**EXERCÍCIO 1:**
Responda com base no texto sobre a exposição na Casa das Rosas:
(a) Quem é o curador da exposição?
(b) Em que dia a exposição abre?
(c) Durante quanto tempo a Casa das Rosas fará a homenagem?

**BLOCO DE TEXTO:**

**********

Exposição que abre nesta quinta na Casa das Rosas explica o concretismo desde a sua criação até suas interlocuções com a música popular e o cinema
Paulo Henrique Pompermaier
Durante três meses a Casa das Rosas – Espaço Haroldo de Campos de Poesia e Literatura irá homenagear o poeta que dá título ao espaço cultural e seus companheiros concretistas na exposição “As ideias concretas – Poesia 60 anos adiante”, que abre nesta quinta (1º). A ideia, segundo o curador Julio Mendonça, não é se fixar no aspecto histórico da poesia concreta, mas “acompanhar a trajetória do desenvolvimento de suas ideias na obra posterior dos criadores do movimento, e a repercussão nas obras de outros poetas.”

**********

Listagens de elementos e regiões:

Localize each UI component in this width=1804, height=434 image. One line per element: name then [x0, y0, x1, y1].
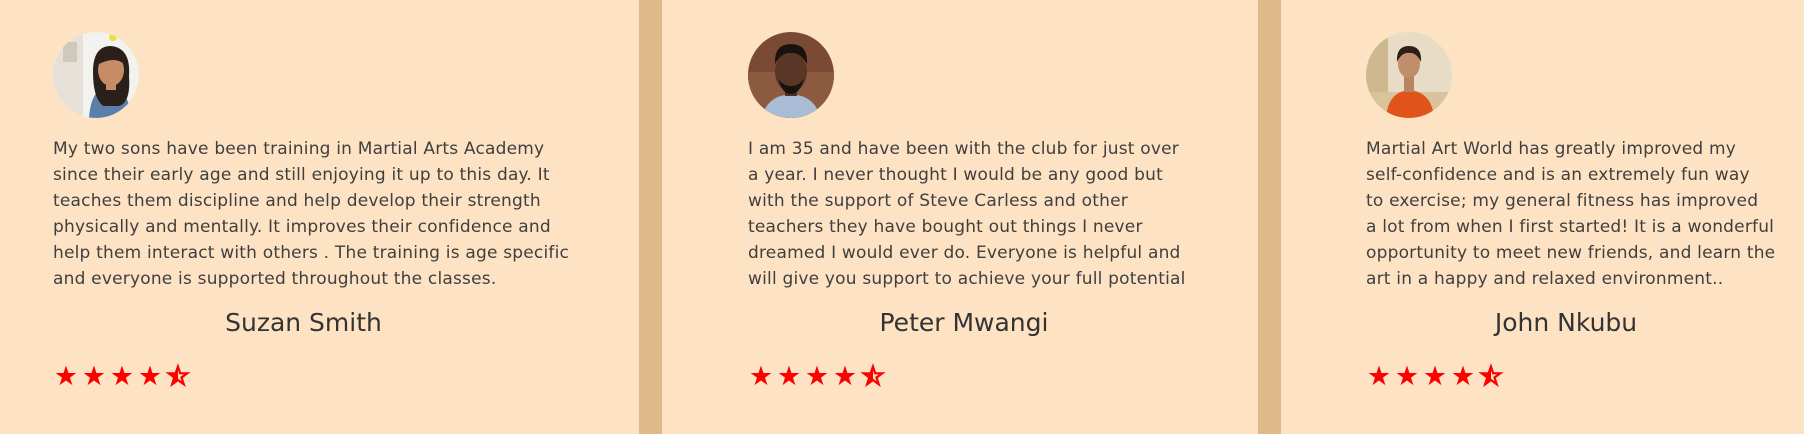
star-icon: ★: [1366, 361, 1392, 392]
testimonial-author-name: Suzan Smith: [225, 308, 382, 337]
avatar: [1366, 32, 1452, 118]
quote-line: since their early age and still enjoying…: [53, 165, 550, 185]
testimonial-card: I am 35 and have been with the club for …: [662, 0, 1258, 434]
testimonial-quote: Martial Art World has greatly improved m…: [1366, 136, 1786, 292]
quote-line: a year. I never thought I would be any g…: [748, 165, 1163, 185]
quote-line: teachers they have bought out things I n…: [748, 217, 1143, 237]
testimonial-card: Martial Art World has greatly improved m…: [1281, 0, 1804, 434]
star-icon: ★: [748, 361, 774, 392]
half-star-icon: ☆ ★: [1478, 361, 1504, 392]
testimonial-quote: My two sons have been training in Martia…: [53, 136, 573, 292]
avatar-man-icon: [748, 32, 834, 118]
avatar-woman-icon: [53, 32, 139, 118]
star-icon: ★: [109, 361, 135, 392]
half-star-icon: ☆ ★: [860, 361, 886, 392]
half-star-icon: ☆ ★: [165, 361, 191, 392]
star-icon: ★: [137, 361, 163, 392]
testimonials-row: My two sons have been training in Martia…: [0, 0, 1804, 434]
testimonial-card: My two sons have been training in Martia…: [0, 0, 639, 434]
quote-line: dreamed I would ever do. Everyone is hel…: [748, 243, 1181, 263]
star-rating: ★ ★ ★ ★ ☆ ★: [1366, 361, 1504, 392]
star-icon: ★: [804, 361, 830, 392]
star-icon: ★: [776, 361, 802, 392]
half-star-fill: ★: [165, 364, 178, 390]
quote-line: I am 35 and have been with the club for …: [748, 139, 1179, 159]
quote-line: help them interact with others . The tra…: [53, 243, 570, 263]
quote-line: opportunity to meet new friends, and lea…: [1366, 243, 1776, 263]
avatar: [748, 32, 834, 118]
quote-line: will give you support to achieve your fu…: [748, 269, 1186, 289]
quote-line: physically and mentally. It improves the…: [53, 217, 551, 237]
star-icon: ★: [832, 361, 858, 392]
avatar-woman-orange-shirt-icon: [1366, 32, 1452, 118]
star-icon: ★: [81, 361, 107, 392]
star-rating: ★ ★ ★ ★ ☆ ★: [53, 361, 191, 392]
quote-line: teaches them discipline and help develop…: [53, 191, 541, 211]
quote-line: Martial Art World has greatly improved m…: [1366, 139, 1737, 159]
star-rating: ★ ★ ★ ★ ☆ ★: [748, 361, 886, 392]
quote-line: and everyone is supported throughout the…: [53, 269, 497, 289]
half-star-fill: ★: [860, 364, 873, 390]
star-icon: ★: [1394, 361, 1420, 392]
quote-line: with the support of Steve Carless and ot…: [748, 191, 1128, 211]
quote-line: self-confidence and is an extremely fun …: [1366, 165, 1750, 185]
quote-line: art in a happy and relaxed environment..: [1366, 269, 1724, 289]
testimonial-quote: I am 35 and have been with the club for …: [748, 136, 1208, 292]
star-icon: ★: [1422, 361, 1448, 392]
testimonial-author-name: Peter Mwangi: [879, 308, 1049, 337]
star-icon: ★: [1450, 361, 1476, 392]
quote-line: to exercise; my general fitness has impr…: [1366, 191, 1759, 211]
half-star-fill: ★: [1478, 364, 1491, 390]
testimonial-author-name: John Nkubu: [1494, 308, 1638, 337]
star-icon: ★: [53, 361, 79, 392]
quote-line: My two sons have been training in Martia…: [53, 139, 545, 159]
avatar: [53, 32, 139, 118]
quote-line: a lot from when I first started! It is a…: [1366, 217, 1775, 237]
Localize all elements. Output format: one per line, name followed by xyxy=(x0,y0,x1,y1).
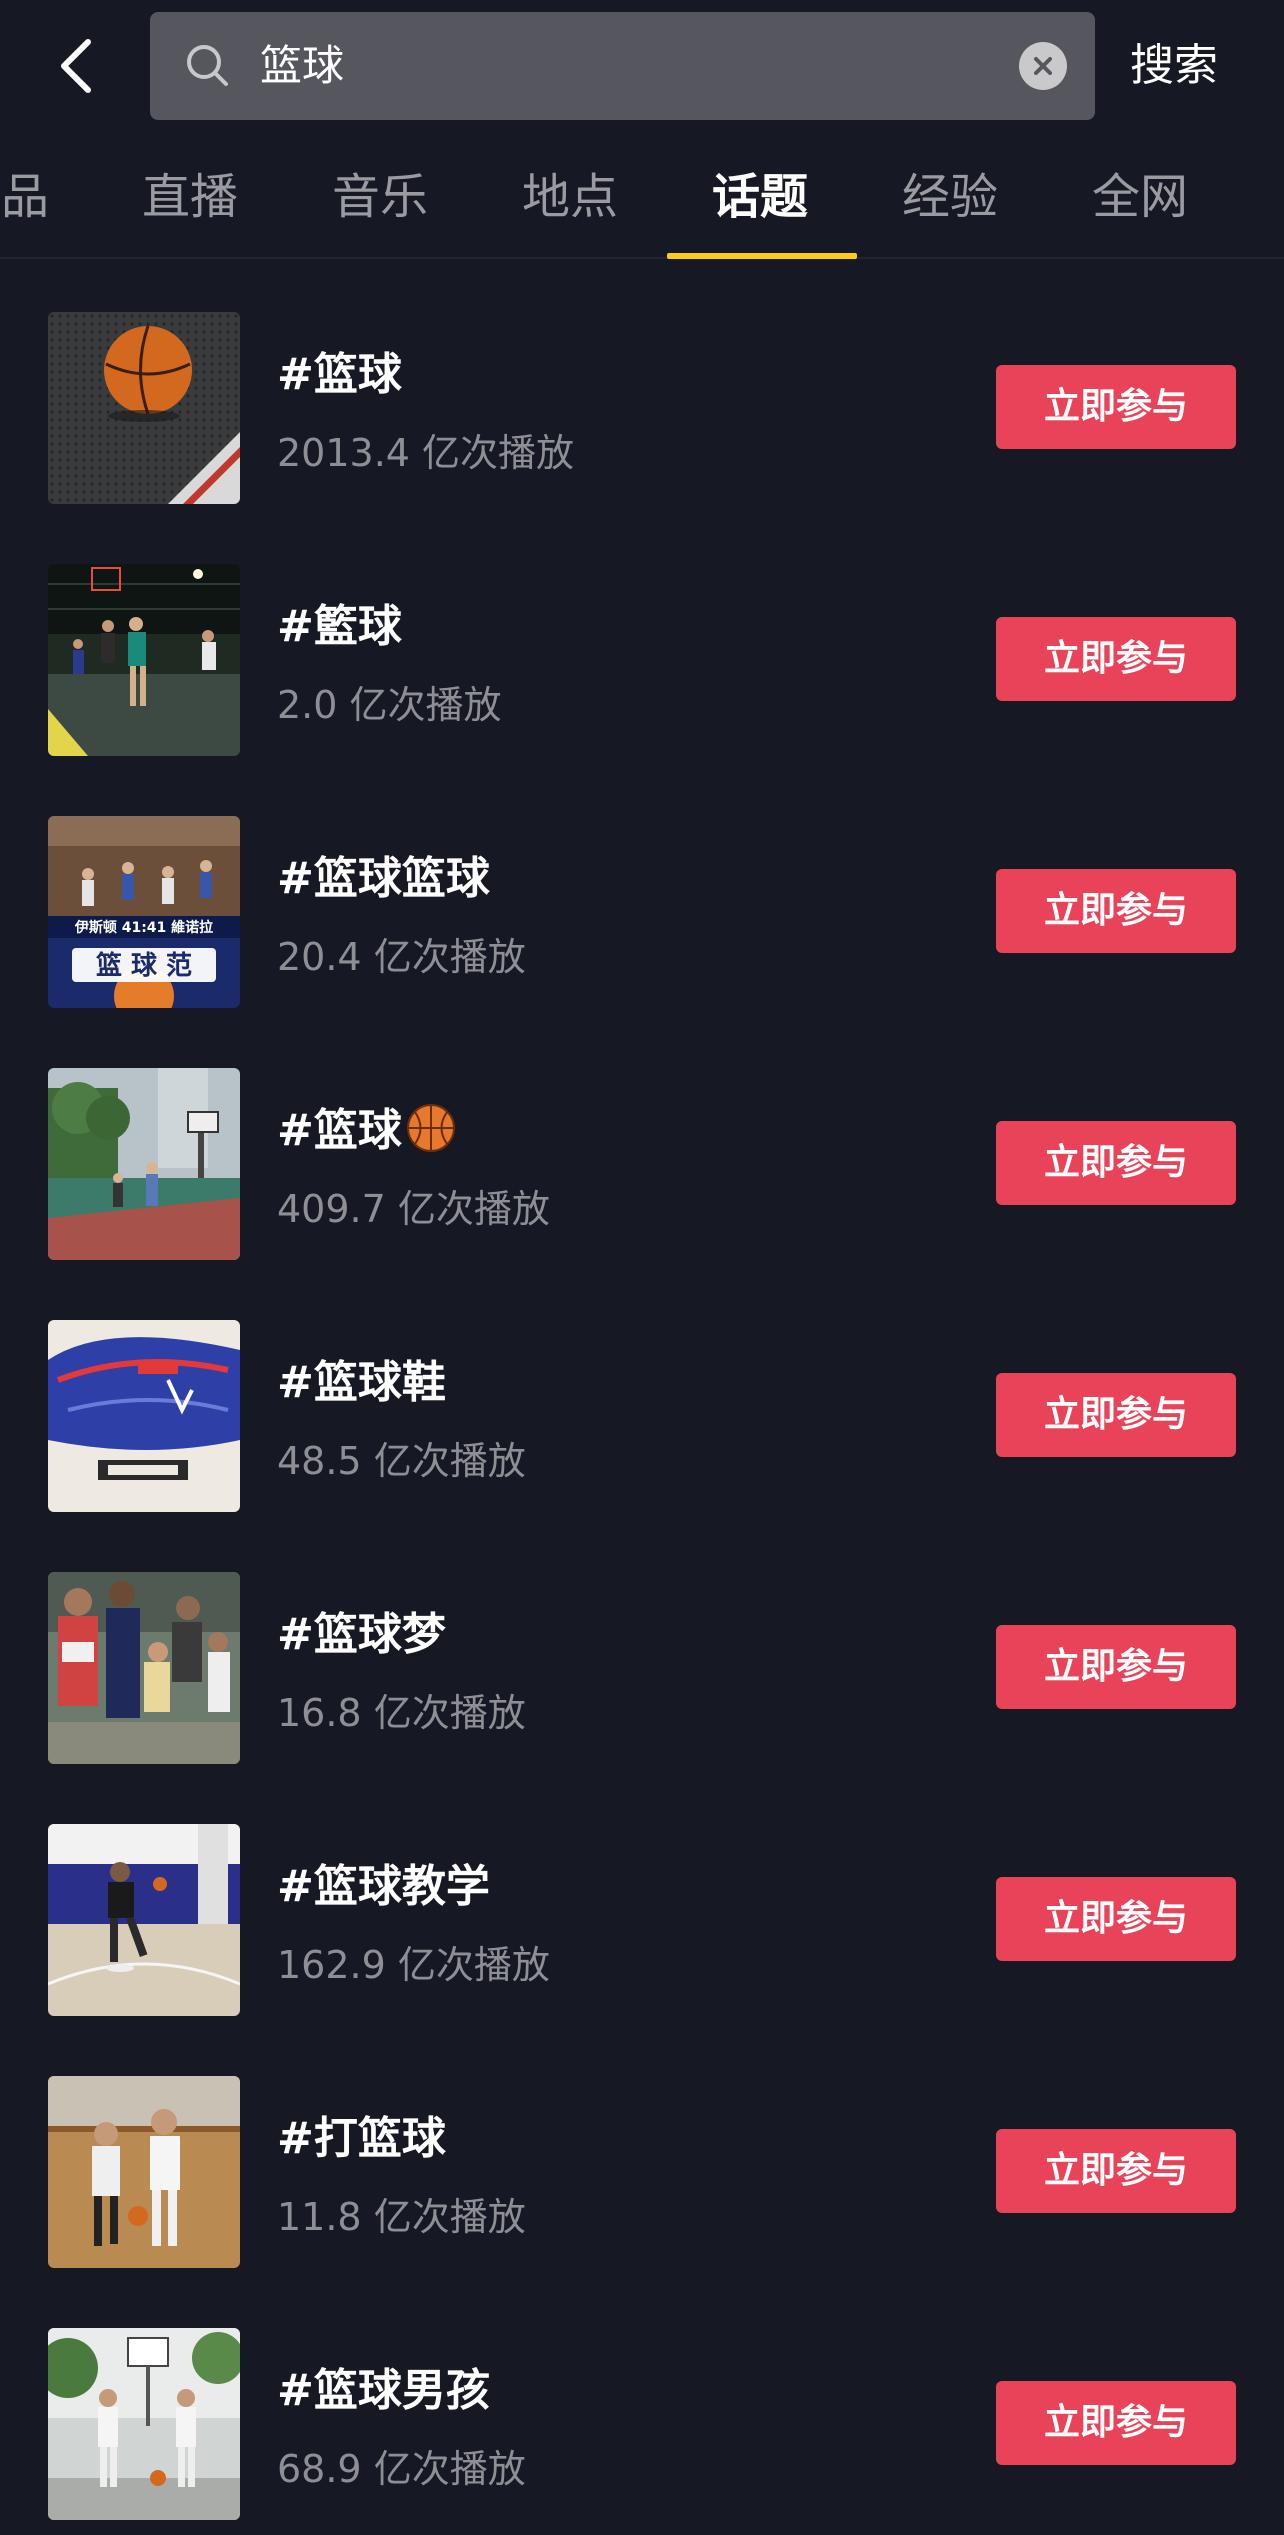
close-icon xyxy=(1034,57,1052,75)
topic-play-count: 11.8 亿次播放 xyxy=(277,2195,526,2239)
back-button[interactable] xyxy=(48,34,104,98)
topic-play-count: 162.9 亿次播放 xyxy=(277,1943,550,1987)
tab-location[interactable]: 地点 xyxy=(520,132,620,257)
list-item[interactable]: #篮球教学 162.9 亿次播放 立即参与 xyxy=(0,1770,1284,2022)
search-icon xyxy=(187,45,228,86)
list-item[interactable]: #篮球男孩 68.9 亿次播放 立即参与 xyxy=(0,2274,1284,2526)
topic-title: #篮球男孩 xyxy=(277,2365,490,2416)
topic-play-count: 16.8 亿次播放 xyxy=(277,1691,526,1735)
join-button[interactable]: 立即参与 xyxy=(996,1625,1236,1709)
join-button[interactable]: 立即参与 xyxy=(996,2129,1236,2213)
topic-play-count: 68.9 亿次播放 xyxy=(277,2447,526,2491)
topic-title: #篮球篮球 xyxy=(277,853,490,904)
topic-thumbnail xyxy=(48,1824,240,2016)
list-item[interactable]: 伊斯顿 41:41 維诺拉 篮 球 范 #篮球篮球 20.4 亿次播放 立即参与 xyxy=(0,762,1284,1014)
topic-thumbnail xyxy=(48,2328,240,2520)
topic-title: #籃球 xyxy=(277,601,402,652)
search-input[interactable] xyxy=(260,12,960,120)
clear-search-button[interactable] xyxy=(1019,42,1067,90)
topic-thumbnail xyxy=(48,2076,240,2268)
list-item[interactable]: #打篮球 11.8 亿次播放 立即参与 xyxy=(0,2022,1284,2274)
topic-thumbnail xyxy=(48,1572,240,1764)
join-button[interactable]: 立即参与 xyxy=(996,365,1236,449)
chevron-left-icon xyxy=(61,39,91,93)
topic-thumbnail: 伊斯顿 41:41 維诺拉 篮 球 范 xyxy=(48,816,240,1008)
tab-works[interactable]: 品 xyxy=(0,132,55,257)
list-item[interactable]: #篮球鞋 48.5 亿次播放 立即参与 xyxy=(0,1266,1284,1518)
search-button[interactable]: 搜索 xyxy=(1130,0,1218,132)
top-bar: 搜索 xyxy=(0,0,1284,132)
search-box[interactable] xyxy=(150,12,1095,120)
list-item[interactable]: #篮球梦 16.8 亿次播放 立即参与 xyxy=(0,1518,1284,1770)
topic-title-text: #篮球 xyxy=(277,1105,402,1156)
topic-play-count: 20.4 亿次播放 xyxy=(277,935,526,979)
topic-play-count: 2.0 亿次播放 xyxy=(277,683,502,727)
basketball-icon xyxy=(406,1104,455,1152)
logo-text: 篮 球 范 xyxy=(95,950,192,981)
topic-title: #篮球梦 xyxy=(277,1609,446,1660)
join-button[interactable]: 立即参与 xyxy=(996,869,1236,953)
tab-topics[interactable]: 话题 xyxy=(710,132,810,257)
topic-title: #篮球鞋 xyxy=(277,1357,446,1408)
topic-thumbnail xyxy=(48,564,240,756)
tab-live[interactable]: 直播 xyxy=(140,132,240,257)
topic-play-count: 2013.4 亿次播放 xyxy=(277,431,575,475)
join-button[interactable]: 立即参与 xyxy=(996,2381,1236,2465)
topic-play-count: 409.7 亿次播放 xyxy=(277,1187,550,1231)
topic-thumbnail xyxy=(48,1068,240,1260)
topic-thumbnail xyxy=(48,312,240,504)
topic-title: #篮球教学 xyxy=(277,1861,490,1912)
topic-thumbnail xyxy=(48,1320,240,1512)
join-button[interactable]: 立即参与 xyxy=(996,1373,1236,1457)
tab-music[interactable]: 音乐 xyxy=(330,132,430,257)
join-button[interactable]: 立即参与 xyxy=(996,617,1236,701)
topic-title: #篮球 xyxy=(277,349,402,400)
join-button[interactable]: 立即参与 xyxy=(996,1877,1236,1961)
tab-experience[interactable]: 经验 xyxy=(900,132,1000,257)
topic-title: #篮球 xyxy=(277,1094,456,1158)
topic-play-count: 48.5 亿次播放 xyxy=(277,1439,526,1483)
tab-web[interactable]: 全网 xyxy=(1090,132,1190,257)
category-tabs: 品 直播 音乐 地点 话题 经验 全网 xyxy=(0,132,1284,259)
list-item[interactable]: #篮球 409.7 亿次播放 立即参与 xyxy=(0,1014,1284,1266)
topic-title: #打篮球 xyxy=(277,2113,446,2164)
list-item[interactable]: #篮球 2013.4 亿次播放 立即参与 xyxy=(0,258,1284,510)
list-item[interactable]: #籃球 2.0 亿次播放 立即参与 xyxy=(0,510,1284,762)
join-button[interactable]: 立即参与 xyxy=(996,1121,1236,1205)
scoreboard-text: 伊斯顿 41:41 維诺拉 xyxy=(74,919,213,936)
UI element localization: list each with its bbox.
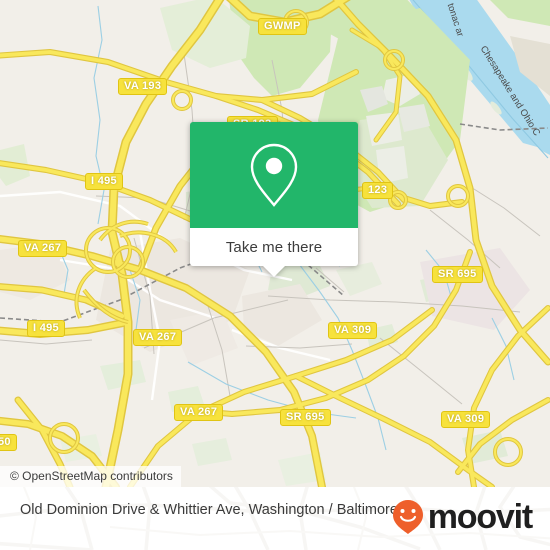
road-shield: 123 <box>362 182 394 199</box>
road-shield: GWMP <box>258 18 307 35</box>
road-shield: 50 <box>0 434 17 451</box>
moovit-pin-smiley-icon <box>392 500 423 534</box>
road-shield: SR 695 <box>280 409 331 426</box>
road-shield: VA 267 <box>18 240 68 257</box>
moovit-wordmark: moovit <box>427 498 533 536</box>
popup-pointer <box>263 266 285 277</box>
popup-image-area <box>190 122 358 228</box>
moovit-logo[interactable]: moovit <box>391 498 533 536</box>
road-shield: VA 267 <box>174 404 224 421</box>
road-shield: VA 193 <box>118 78 168 95</box>
moovit-station-map-screenshot: GWMP VA 193 SR 193 I 495 123 VA 267 SR 6… <box>0 0 550 550</box>
road-shield: VA 309 <box>441 411 491 428</box>
map-pin-icon <box>250 143 298 207</box>
road-shield: SR 695 <box>432 266 483 283</box>
road-shield: I 495 <box>85 173 123 190</box>
road-shield: VA 309 <box>328 322 378 339</box>
popup-action-area[interactable]: Take me there <box>190 228 358 277</box>
station-popup-card[interactable]: Take me there <box>190 122 358 277</box>
map-canvas[interactable]: GWMP VA 193 SR 193 I 495 123 VA 267 SR 6… <box>0 0 550 487</box>
road-shield: VA 267 <box>133 329 183 346</box>
station-title: Old Dominion Drive & Whittier Ave, Washi… <box>20 502 398 518</box>
osm-attribution[interactable]: © OpenStreetMap contributors <box>0 466 181 487</box>
road-shield: I 495 <box>27 320 65 337</box>
take-me-there-label: Take me there <box>225 238 323 256</box>
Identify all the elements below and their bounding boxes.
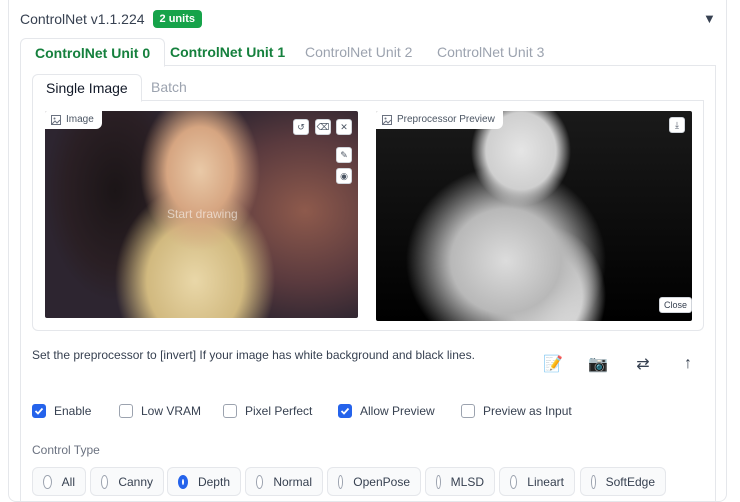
control-type-softedge[interactable]: SoftEdge (580, 467, 666, 496)
control-type-normal[interactable]: Normal (245, 467, 323, 496)
control-type-canny[interactable]: Canny (90, 467, 164, 496)
control-type-lineart[interactable]: Lineart (499, 467, 575, 496)
radio-empty-icon (436, 474, 441, 489)
image-tabs: Single Image Batch (32, 74, 704, 102)
controlnet-title: ControlNet v1.1.224 (20, 11, 145, 27)
unit-tabs: ControlNet Unit 0 ControlNet Unit 1 Cont… (20, 38, 716, 67)
preview-label: Preprocessor Preview (376, 111, 503, 129)
control-type-mlsd[interactable]: MLSD (425, 467, 495, 496)
image-icon (51, 114, 61, 125)
enable-label: Enable (54, 404, 92, 418)
tab-controlnet-unit-0[interactable]: ControlNet Unit 0 (20, 38, 166, 67)
pixel-perfect-checkbox[interactable]: Pixel Perfect (223, 404, 312, 418)
checkbox-empty-icon (461, 404, 475, 418)
radio-empty-icon (591, 474, 596, 489)
triangle-down-icon[interactable]: ▼ (703, 11, 716, 26)
low-vram-checkbox[interactable]: Low VRAM (119, 404, 201, 418)
radio-empty-icon (510, 474, 518, 489)
radio-empty-icon (101, 474, 109, 489)
control-type-openpose[interactable]: OpenPose (327, 467, 421, 496)
brush-icon[interactable]: ✎ (336, 147, 352, 163)
preview-as-input-label: Preview as Input (483, 404, 572, 418)
option-label: Lineart (527, 474, 564, 489)
swap-icon[interactable]: ⇄ (631, 352, 655, 376)
preview-label-text: Preprocessor Preview (397, 114, 495, 125)
memo-icon[interactable]: 📝 (541, 352, 565, 376)
close-icon[interactable]: ✕ (336, 119, 352, 135)
clear-icon[interactable]: ⌫ (315, 119, 331, 135)
input-image-canvas[interactable]: Image Start drawing ↺ ⌫ ✕ ✎ ◉ (45, 111, 358, 318)
low-vram-label: Low VRAM (141, 404, 202, 418)
image-label: Image (45, 111, 102, 129)
option-label: OpenPose (353, 474, 410, 489)
tab-batch[interactable]: Batch (138, 74, 200, 102)
preview-close-button[interactable]: Close (659, 297, 692, 313)
start-drawing-hint: Start drawing (167, 207, 238, 221)
checkbox-empty-icon (223, 404, 237, 418)
checkbox-checked-icon (338, 404, 352, 418)
radio-selected-icon (178, 474, 188, 489)
radio-empty-icon (43, 474, 52, 489)
image-label-text: Image (66, 114, 94, 125)
image-icon (382, 114, 392, 125)
control-type-label: Control Type (32, 443, 100, 457)
pixel-perfect-label: Pixel Perfect (245, 404, 313, 418)
allow-preview-checkbox[interactable]: Allow Preview (338, 404, 435, 418)
preprocessor-hint: Set the preprocessor to [invert] If your… (32, 348, 475, 362)
control-type-all[interactable]: All (32, 467, 86, 496)
tab-controlnet-unit-1[interactable]: ControlNet Unit 1 (156, 38, 299, 67)
allow-preview-label: Allow Preview (360, 404, 435, 418)
option-label: MLSD (450, 474, 484, 489)
option-label: Normal (273, 474, 312, 489)
units-badge: 2 units (152, 10, 202, 28)
radio-empty-icon (338, 474, 344, 489)
option-label: SoftEdge (605, 474, 655, 489)
preprocessor-preview-canvas: Preprocessor Preview ⤓ Close (376, 111, 692, 321)
arrow-up-icon[interactable]: ↑ (676, 352, 700, 376)
enable-checkbox[interactable]: Enable (32, 404, 91, 418)
tab-controlnet-unit-2[interactable]: ControlNet Unit 2 (291, 38, 426, 67)
checkbox-empty-icon (119, 404, 133, 418)
download-icon[interactable]: ⤓ (669, 117, 685, 133)
tab-single-image[interactable]: Single Image (32, 74, 142, 102)
controlnet-header[interactable]: ControlNet v1.1.224 2 units (20, 10, 202, 28)
preview-as-input-checkbox[interactable]: Preview as Input (461, 404, 572, 418)
tab-controlnet-unit-3[interactable]: ControlNet Unit 3 (423, 38, 558, 67)
camera-icon[interactable]: 📷 (586, 352, 610, 376)
palette-icon[interactable]: ◉ (336, 168, 352, 184)
checkbox-checked-icon (32, 404, 46, 418)
option-label: All (61, 474, 75, 489)
option-label: Canny (118, 474, 153, 489)
control-type-depth[interactable]: Depth (167, 467, 241, 496)
radio-empty-icon (256, 474, 264, 489)
option-label: Depth (197, 474, 230, 489)
undo-icon[interactable]: ↺ (293, 119, 309, 135)
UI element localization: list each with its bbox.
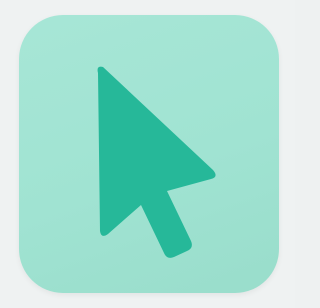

**********

**EXERCÍCIO 2:** Nos registros, reescreva as linhas entre a que contém "road-shield: 123 <box>362 182 394 199</box>" e a que contém "station-title: Old Dominion", inclusive, trocando "road-shield" por "route-shield" e mantendo todo o resto inalterado.

**RESPOSTA COMPLETA 1:**
(a) Julio Mendonça.
(b) Nesta quinta-feira, dia 1º.
(c) Durante três meses.

**RESPOSTA COMPLETA 2:**
route-shield: 123 <box>362 182 394 199</box>
route-shield: GWMP <box>258 18 307 35</box>
route-shield: 50 <box>0 434 17 451</box>
moovit-pin-smiley-icon <box>392 500 423 534</box>
route-shield: SR 695 <box>280 409 331 426</box>
route-shield: VA 267 <box>18 240 68 257</box>
moovit-wordmark: moovit <box>427 498 533 536</box>
popup-pointer <box>263 266 285 277</box>
popup-image-area <box>190 122 358 228</box>
moovit-logo[interactable]: moovit <box>391 498 533 536</box>
route-shield: VA 267 <box>174 404 224 421</box>
route-shield: VA 193 <box>118 78 168 95</box>
moovit-station-map-screenshot: GWMP VA 193 SR 193 I 495 123 VA 267 SR 6… <box>0 0 550 550</box>
route-shield: VA 309 <box>441 411 491 428</box>
map-pin-icon <box>250 143 298 207</box>
route-shield: SR 695 <box>432 266 483 283</box>
route-shield: I 495 <box>85 173 123 190</box>
route-shield: VA 309 <box>328 322 378 339</box>
popup-action-area[interactable]: Take me there <box>190 228 358 277</box>
station-popup-card[interactable]: Take me there <box>190 122 358 277</box>
map-canvas[interactable]: GWMP VA 193 SR 193 I 495 123 VA 267 SR 6… <box>0 0 550 487</box>
route-shield: VA 267 <box>133 329 183 346</box>
station-title: Old Dominion Drive & Whittier Ave, Washi… <box>20 502 398 518</box>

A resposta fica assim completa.